>> begin Excerpt provided

HealDA — AI-based Data Assimilation on the HEALPix Grid#

🏗️ This recipe is under active construction. 🏗️ Structure and functionality are subject to changes.

HealDA is a stateless assimilation model that produces a single global weather analysis from conventional and satellite observations. It operates on a HEALPix level-6 padded XY grid and outputs ERA5-compatible atmospheric variables.

Setup#

Start by installing PhysicsNeMo (if not already installed) with the healda optional dependency group, along with the packages in requirements.txt. Then, copy this folder (examples/weather/healda) to a system with a GPU available. Also, prepare a dataset that can serve training data according to the protocols outlined in the Generalized Data Loading section below.

Normalization statistics#

Per-sensor observation stats (configs/normalizations/*.csv) and the ERA5 stats table (configs/era5_13_levels_stats.csv) ship with this recipe rather than the installed package, since they are training-set specific. Point the datapipe at them by setting HEALDA_STATS_DIR before importing physicsnemo.experimental.datapipes.healda:

export HEALDA_STATS_DIR=$(pwd)/configs

If unset, sensor configs fall back to zero-mean / unit-std (useful for tests and structural checks); the ERA5 stats loader will raise instead, since there is no sensible default.

Generalized Data Loading#

The physicsnemo.experimental.datapipes.healda package provides a composable data loading pipeline with clear extension points. The architecture separates components into loaders, transforms, datasets, and sampling infrastructure.

Architecture#

ObsERA5Dataset(era5_data, obs_loader, transform)
  |  Temporal windowing via FrameIndexGenerator
  |  __getitems__ -> get() per index -> transform.transform()
  v
RestartableDistributedSampler (stateful distributed sampling with checkpointing)
  |
DataLoader (pin_memory, persistent_workers)
  |
prefetch_map(loader, transform.device_transform)
  |
Training loop (GPU-ready batch)

>> end Excerpt provided

Please list the component categories into which the HealDA recipe says the data loading architecture is separated.

>> begin Raw data

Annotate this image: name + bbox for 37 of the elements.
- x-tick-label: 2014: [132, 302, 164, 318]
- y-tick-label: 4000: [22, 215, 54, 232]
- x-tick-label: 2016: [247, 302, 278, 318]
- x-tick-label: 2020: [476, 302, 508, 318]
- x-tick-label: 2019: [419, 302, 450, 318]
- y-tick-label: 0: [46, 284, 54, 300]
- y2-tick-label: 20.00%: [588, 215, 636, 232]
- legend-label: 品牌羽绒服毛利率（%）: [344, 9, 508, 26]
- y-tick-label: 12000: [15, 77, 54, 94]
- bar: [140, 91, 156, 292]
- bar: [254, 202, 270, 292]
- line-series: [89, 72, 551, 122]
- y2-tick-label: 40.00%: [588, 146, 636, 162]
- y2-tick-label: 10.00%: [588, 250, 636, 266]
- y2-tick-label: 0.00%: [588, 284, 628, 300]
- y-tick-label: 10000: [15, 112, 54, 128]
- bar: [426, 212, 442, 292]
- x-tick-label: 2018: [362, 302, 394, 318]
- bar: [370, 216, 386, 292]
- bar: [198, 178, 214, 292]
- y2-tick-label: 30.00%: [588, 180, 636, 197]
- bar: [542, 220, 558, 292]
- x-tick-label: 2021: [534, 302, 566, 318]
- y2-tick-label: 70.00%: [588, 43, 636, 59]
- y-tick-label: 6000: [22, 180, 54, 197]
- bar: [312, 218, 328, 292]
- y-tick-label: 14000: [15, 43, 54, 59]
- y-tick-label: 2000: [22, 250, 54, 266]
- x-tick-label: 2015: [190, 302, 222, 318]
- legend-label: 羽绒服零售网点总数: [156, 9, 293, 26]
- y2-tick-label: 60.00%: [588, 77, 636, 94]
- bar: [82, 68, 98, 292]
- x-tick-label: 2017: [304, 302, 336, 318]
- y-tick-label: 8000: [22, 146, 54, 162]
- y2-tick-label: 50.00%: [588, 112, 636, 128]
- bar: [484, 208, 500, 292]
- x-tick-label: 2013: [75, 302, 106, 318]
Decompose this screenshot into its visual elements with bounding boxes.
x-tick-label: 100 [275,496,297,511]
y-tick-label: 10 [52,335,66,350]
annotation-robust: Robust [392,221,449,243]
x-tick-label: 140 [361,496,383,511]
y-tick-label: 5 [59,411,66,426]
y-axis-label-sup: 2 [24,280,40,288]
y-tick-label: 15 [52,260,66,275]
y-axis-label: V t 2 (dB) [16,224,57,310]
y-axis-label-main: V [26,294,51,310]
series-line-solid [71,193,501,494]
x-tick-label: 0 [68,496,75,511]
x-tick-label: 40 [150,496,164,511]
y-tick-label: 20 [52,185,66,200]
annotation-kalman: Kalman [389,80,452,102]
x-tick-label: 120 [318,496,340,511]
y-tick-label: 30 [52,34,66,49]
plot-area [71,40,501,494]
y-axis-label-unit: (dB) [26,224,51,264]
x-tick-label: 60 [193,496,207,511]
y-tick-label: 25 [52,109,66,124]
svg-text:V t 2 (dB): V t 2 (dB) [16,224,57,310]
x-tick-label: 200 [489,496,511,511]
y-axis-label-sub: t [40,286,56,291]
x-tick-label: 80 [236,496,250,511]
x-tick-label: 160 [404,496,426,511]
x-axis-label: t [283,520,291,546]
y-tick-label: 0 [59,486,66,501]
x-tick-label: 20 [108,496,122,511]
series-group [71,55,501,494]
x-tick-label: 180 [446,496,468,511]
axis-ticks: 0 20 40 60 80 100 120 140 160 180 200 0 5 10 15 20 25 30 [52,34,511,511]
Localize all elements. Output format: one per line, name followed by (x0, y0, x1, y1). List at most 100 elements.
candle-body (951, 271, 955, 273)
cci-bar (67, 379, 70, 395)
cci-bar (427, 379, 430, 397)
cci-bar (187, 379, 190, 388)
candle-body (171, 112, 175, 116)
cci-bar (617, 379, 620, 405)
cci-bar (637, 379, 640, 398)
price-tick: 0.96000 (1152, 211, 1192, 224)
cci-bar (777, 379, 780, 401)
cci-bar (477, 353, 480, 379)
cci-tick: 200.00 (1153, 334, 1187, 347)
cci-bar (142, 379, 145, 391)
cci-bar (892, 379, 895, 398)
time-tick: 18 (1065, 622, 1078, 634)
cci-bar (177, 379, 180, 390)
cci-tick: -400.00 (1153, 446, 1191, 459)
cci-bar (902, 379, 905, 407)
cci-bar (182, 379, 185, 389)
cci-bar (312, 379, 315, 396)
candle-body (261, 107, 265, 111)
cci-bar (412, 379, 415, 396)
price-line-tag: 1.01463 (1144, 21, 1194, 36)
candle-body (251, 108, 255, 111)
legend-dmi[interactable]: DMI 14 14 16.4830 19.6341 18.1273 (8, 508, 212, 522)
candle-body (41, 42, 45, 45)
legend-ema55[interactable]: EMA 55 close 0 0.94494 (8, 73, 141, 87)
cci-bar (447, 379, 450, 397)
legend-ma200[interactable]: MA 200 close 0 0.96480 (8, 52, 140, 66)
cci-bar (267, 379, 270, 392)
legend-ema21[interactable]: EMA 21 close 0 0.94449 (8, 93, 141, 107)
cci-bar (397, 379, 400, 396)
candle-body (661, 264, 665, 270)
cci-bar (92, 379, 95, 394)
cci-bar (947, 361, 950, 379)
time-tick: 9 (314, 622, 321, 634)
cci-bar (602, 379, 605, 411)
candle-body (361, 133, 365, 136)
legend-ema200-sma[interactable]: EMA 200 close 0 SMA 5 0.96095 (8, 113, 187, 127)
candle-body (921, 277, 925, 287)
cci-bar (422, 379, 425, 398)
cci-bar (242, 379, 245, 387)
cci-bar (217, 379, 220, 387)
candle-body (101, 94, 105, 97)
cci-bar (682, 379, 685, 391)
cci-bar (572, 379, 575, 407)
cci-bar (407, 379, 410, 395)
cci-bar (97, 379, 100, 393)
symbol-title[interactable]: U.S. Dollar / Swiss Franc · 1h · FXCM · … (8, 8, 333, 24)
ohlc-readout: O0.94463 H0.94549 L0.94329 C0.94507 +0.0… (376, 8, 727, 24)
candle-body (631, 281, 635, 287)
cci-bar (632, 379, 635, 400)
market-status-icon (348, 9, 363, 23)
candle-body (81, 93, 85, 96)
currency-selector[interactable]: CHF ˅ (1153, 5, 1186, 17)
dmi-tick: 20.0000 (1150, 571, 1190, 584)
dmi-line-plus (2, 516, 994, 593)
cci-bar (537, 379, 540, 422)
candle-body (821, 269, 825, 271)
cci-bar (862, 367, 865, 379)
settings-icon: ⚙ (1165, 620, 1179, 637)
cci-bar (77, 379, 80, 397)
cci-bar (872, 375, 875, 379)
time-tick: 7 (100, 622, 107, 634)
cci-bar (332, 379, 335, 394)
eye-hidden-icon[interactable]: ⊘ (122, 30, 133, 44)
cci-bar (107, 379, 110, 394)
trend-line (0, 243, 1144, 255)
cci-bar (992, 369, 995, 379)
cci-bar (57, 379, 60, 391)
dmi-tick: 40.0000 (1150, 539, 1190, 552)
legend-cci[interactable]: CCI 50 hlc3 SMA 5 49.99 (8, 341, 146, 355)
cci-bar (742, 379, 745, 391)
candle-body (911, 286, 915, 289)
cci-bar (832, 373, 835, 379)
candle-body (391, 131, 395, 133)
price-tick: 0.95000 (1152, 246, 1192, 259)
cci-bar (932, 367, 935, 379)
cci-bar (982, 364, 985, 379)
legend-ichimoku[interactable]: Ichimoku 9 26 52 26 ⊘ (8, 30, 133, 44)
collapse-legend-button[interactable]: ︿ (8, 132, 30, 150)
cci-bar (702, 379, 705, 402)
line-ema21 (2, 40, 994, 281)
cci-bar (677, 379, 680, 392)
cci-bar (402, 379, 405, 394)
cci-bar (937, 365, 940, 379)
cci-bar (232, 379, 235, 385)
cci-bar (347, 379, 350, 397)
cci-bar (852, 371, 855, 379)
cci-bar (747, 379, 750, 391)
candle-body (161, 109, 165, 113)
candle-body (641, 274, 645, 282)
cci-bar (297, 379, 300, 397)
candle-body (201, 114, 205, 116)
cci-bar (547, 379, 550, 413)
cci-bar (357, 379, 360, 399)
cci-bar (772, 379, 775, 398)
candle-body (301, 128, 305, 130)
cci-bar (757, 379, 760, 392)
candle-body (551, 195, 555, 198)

>> end Raw data

### Full answer
Loaders, transforms, datasets, and sampling infrastructure.